**Liste des activités**
• A. Indiquez, s'il vous plaît, si chacun des énoncés suivants s'accorde avec le texte sur Mikalayi, en répondant par oui ou par non et en citant mot pour mot le passage décisif. (i) Médard Delrue a enseigné à l'institut Mfuki de 1952 à 1960. (ii) La société Balunda ba Mikalayi a été fondée avant que Hans et Henk ne regagnent la Belgique. (iii) La personne qui s'exprime à la première personne a été nommée curé à la cathédrale Saint Joseph de Mikalayi.
• B. Prolongez le texte sur Mikalayi en reprenant le récit juste après sa dernière phrase.

**Texte à analyser**
---------------
Mikalayi éclairé donnait la joie d'y vivre.

Les pionniers de la génération de Mikalayi paradis ont gardé des bons souvenirs et les ont racontés à leurs descendants. C'est le cas de Médard Delrue (Professeur à l’institut Mfuki, 1952 - 1960) et Germaine Cosaert (son épouse), qui racontèrent à leurs enfants : Hans Delrue (1956), Henk Delrue (1957) et Piet Delrue (1959) qui a quitté la terre des hommes.

C'est dans l'objectif de rapprocher les souvenirs narrés par les parents à la réalité actuelle que les natifs de Mikalayi se sont fait accompagner de leurs amis pour voir leur village natal. Oh, quelle découverte à fouler sa terre natale ?

Du rapprochement des souvenirs à l'effectivité actuelle, il ressort que Mikalayi n'est plus éclairé, les facilités d'autrefois n'existent plus aujourd'hui.  Le constat amer de l'état ténébreux du village natal de nos frères leur fait prendre, librement, une décision salutaire pour toute la population de Mikalayi, de lui donner de nouveau de l'électricité.

Dès leur retour en Belgique, les frères Hans et Henk ont tenu leur promesse et ont fondé officiellement la société Balunda ba Mikalayi, avec le but de restaurer la turbine hydro-électrique à Mikalayi.

Le 26/08/2018, une correspondance de Mgr Marcel Madila me destinée, déposée à la paroisse où je restais lors de mon séjour de Kananga, m'annonçait ma nomination comme curé à la cathédrale Saint Joseph de Mikalayi. Dès lors commençait un questionnement sur le nouveau champ d'apostolat et les perspectives d'avenir en rapport avec les recommandations de la nouvelle nomination. Commence alors la nouvelle aventure de Mikalayi

A l'arrivée à Mikalayi, j'apprends qu'il existe un comité local des Balunda ba Mikalayi dont l'origine est en Europe. A l'instant même je n'ai pas mordu à la chose, ne me sentant pas directement intéressé car le train était déjà en marche et ne sachant pas sa destination. Après quelques temps j'ai pris mes vacances comme je ne les avais pas encore prises. A mon retour des vacances, invité à la réunion du comité local des Balunda ba Mikalayi, on m'a appris que j’ai été choisi président du comité local des Balunda ba Mikalayi. Quelle surprise ? C'est le début des relations directes avec le comité local des Balunda ba Mikalayi et sa structure mère qui est en Belgique.

Au bout de quelques temps se profile à l'horizon l'arrivée de Jan Vermeyen comme délégué des Balunda ba Mikalayi de la Belgique pour la déconnexion et la prise des mesures pouvant permettre à la construction de la nouvelle turbine. Son arrivée à Mikalayi fait prendre conscience du sérieux de ce projet.
---------------
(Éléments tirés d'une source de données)
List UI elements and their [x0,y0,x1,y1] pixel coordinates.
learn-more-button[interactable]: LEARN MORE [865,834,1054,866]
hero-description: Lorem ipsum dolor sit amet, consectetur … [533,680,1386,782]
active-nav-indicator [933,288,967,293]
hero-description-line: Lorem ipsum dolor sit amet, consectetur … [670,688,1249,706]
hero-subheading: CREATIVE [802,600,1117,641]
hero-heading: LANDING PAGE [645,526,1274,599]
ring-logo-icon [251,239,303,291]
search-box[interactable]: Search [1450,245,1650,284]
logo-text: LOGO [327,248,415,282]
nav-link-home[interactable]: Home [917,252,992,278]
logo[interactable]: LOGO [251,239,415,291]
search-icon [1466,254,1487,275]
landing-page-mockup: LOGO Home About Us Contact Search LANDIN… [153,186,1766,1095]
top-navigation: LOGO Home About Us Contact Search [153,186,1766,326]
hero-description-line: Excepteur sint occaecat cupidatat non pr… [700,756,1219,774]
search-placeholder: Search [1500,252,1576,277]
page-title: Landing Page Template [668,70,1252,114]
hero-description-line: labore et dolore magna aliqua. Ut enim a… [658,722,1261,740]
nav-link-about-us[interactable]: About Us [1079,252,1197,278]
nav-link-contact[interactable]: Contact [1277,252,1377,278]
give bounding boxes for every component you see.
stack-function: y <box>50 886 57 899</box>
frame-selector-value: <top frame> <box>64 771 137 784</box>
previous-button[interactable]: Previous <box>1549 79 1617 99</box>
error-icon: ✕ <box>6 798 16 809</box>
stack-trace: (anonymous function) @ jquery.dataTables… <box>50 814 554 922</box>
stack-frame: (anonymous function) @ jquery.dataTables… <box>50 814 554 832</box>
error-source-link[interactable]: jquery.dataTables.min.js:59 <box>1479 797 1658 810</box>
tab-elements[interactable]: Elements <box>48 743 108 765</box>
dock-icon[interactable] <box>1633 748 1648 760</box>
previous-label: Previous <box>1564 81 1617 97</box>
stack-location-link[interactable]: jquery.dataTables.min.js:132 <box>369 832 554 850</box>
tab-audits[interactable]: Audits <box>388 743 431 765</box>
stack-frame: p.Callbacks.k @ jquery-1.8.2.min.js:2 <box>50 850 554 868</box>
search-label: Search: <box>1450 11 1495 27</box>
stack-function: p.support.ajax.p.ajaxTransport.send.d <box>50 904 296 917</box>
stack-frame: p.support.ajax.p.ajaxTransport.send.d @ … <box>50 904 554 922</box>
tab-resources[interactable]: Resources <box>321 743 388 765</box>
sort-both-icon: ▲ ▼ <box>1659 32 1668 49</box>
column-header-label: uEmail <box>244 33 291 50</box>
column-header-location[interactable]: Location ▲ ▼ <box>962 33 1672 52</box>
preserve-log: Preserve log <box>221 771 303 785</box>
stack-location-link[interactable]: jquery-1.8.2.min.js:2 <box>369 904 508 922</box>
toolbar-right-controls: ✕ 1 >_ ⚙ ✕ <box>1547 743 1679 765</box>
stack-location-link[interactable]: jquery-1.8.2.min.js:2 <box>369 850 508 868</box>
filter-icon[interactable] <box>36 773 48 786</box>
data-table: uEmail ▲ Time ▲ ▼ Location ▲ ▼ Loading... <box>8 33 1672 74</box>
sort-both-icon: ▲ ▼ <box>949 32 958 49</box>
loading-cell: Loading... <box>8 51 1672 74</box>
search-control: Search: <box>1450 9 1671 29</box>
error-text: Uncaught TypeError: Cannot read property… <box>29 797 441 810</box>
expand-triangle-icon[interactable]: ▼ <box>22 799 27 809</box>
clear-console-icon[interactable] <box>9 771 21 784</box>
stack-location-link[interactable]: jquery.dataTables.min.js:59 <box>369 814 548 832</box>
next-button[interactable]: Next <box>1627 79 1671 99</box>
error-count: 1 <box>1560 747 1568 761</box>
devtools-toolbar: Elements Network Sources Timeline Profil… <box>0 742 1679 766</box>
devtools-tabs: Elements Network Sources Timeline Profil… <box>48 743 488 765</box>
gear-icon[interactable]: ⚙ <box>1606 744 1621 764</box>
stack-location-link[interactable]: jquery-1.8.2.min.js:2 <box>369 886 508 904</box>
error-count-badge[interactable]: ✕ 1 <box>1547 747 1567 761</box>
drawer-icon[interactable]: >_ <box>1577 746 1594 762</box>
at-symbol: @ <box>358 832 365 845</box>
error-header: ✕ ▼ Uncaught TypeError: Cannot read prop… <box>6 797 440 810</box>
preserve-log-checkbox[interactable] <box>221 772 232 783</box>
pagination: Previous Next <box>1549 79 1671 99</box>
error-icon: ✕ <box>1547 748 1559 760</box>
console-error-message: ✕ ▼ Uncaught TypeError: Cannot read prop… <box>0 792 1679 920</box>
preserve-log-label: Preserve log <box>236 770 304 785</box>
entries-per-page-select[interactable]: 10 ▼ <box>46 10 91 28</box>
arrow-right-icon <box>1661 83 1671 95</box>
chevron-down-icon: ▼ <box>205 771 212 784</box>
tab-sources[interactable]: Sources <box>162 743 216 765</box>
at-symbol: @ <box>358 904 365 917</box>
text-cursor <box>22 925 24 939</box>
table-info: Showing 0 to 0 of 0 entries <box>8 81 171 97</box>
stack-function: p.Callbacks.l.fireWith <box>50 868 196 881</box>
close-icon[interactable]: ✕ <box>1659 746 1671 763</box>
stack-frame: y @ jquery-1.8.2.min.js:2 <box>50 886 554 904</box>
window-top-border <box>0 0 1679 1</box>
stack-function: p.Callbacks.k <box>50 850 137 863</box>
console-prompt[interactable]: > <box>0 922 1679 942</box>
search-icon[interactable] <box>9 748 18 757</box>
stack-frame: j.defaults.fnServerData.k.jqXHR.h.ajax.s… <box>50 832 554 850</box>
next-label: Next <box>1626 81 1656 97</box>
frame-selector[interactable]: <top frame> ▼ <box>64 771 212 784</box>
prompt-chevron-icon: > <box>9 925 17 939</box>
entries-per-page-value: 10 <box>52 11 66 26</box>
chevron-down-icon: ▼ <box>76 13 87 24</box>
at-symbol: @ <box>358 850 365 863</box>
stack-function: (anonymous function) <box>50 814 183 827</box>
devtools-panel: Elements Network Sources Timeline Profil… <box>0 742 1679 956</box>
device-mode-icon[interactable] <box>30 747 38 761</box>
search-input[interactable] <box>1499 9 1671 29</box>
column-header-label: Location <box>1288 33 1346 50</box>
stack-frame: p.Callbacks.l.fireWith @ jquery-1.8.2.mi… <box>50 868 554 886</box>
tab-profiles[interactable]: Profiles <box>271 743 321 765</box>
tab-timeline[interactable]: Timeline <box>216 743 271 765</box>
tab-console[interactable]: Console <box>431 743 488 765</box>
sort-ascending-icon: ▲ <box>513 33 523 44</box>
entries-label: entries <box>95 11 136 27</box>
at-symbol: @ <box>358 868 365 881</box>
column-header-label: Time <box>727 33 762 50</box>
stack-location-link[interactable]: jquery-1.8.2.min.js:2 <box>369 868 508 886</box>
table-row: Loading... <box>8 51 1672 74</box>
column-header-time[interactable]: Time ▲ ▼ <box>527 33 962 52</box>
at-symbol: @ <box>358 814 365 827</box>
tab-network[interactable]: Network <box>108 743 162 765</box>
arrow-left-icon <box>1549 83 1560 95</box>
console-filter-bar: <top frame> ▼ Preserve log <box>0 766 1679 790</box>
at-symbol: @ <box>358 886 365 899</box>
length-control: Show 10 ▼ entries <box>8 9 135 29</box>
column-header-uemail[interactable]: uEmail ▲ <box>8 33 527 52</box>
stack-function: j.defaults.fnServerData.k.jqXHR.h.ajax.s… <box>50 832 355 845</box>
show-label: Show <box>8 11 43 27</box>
---------------
**Ensemble des réponses**
• A.
(i) Oui : « Médard Delrue (Professeur à l’institut Mfuki, 1952 - 1960) ».
(ii) Non : « Dès leur retour en Belgique, les frères Hans et Henk ont tenu leur promesse et ont fondé officiellement la société Balunda ba Mikalayi ».
(iii) Oui : « m'annonçait ma nomination comme curé à la cathédrale Saint Joseph de Mikalayi ».

• B.
Un événement qui fait dissiper l'incertitude et affermir l'espoir de la population de Mikalayi c'est l'arrivée de l'équipe consistante des Balunda ba Mikalayi venue de la Belgique, constituée de Kris Nelissen, Dirk Van Roy, Jan Heyrman et Henk Delrue qui est né à Mikalayi. Avec cette arrivée, la population a vu la détermination avec laquelle les nouveaux venus ont travaillé pour démonter les anciennes machines, les évacuer afin de laisser la maison prête à accueillir la nouvelle turbine. En plus de la détermination au travail, la population de Mikalayi a fait l'expérience de la gentillesse, de la sympathie de l'équipe qui est arrivée.

Par la prise des photos, le rapprochement de la population, le sourire, cette dernière est convaincue à ce jour qu'il y a les Balunda ba Mikalayi, présents en Belgique qui pense à elle.

Fréquemment, la population reçoit, par notre entremise les messages de réconfort, d'encouragement venant des Balunda ba Mikalayi de la Belgique

Le contact régulier et sincère avec Henk Delrue, fondateur de la société Balunda ba Mikalayi, et Jan Heyrman, membre du conseil d’administration, a supprimé la distance qui sépare Mikalayi de la Belgique. Avec admiration, la population de Mikalayi parle de nos frères qui sont en Belgique. Cette attention particulière et soutenue au bien-être de la population de Mikalayi nous est allée tout droit au cœur et nous pousse à dire avec toute la population de Mikalayi « Kolayi bobo bu musuasua bu ngindu bu tshiamua tshia mu ditanda. Mubi kanumunyi » (Soyez très forts comme les termites, comme le fer de l'atelier. Que le mauvais ne vous voit.)

Au nom de ces relations que tissent Mikalayi et les Balunda ba Mikalayi, nous ne pouvons que nous soutenir et nous unir solidement pour une réussite commune.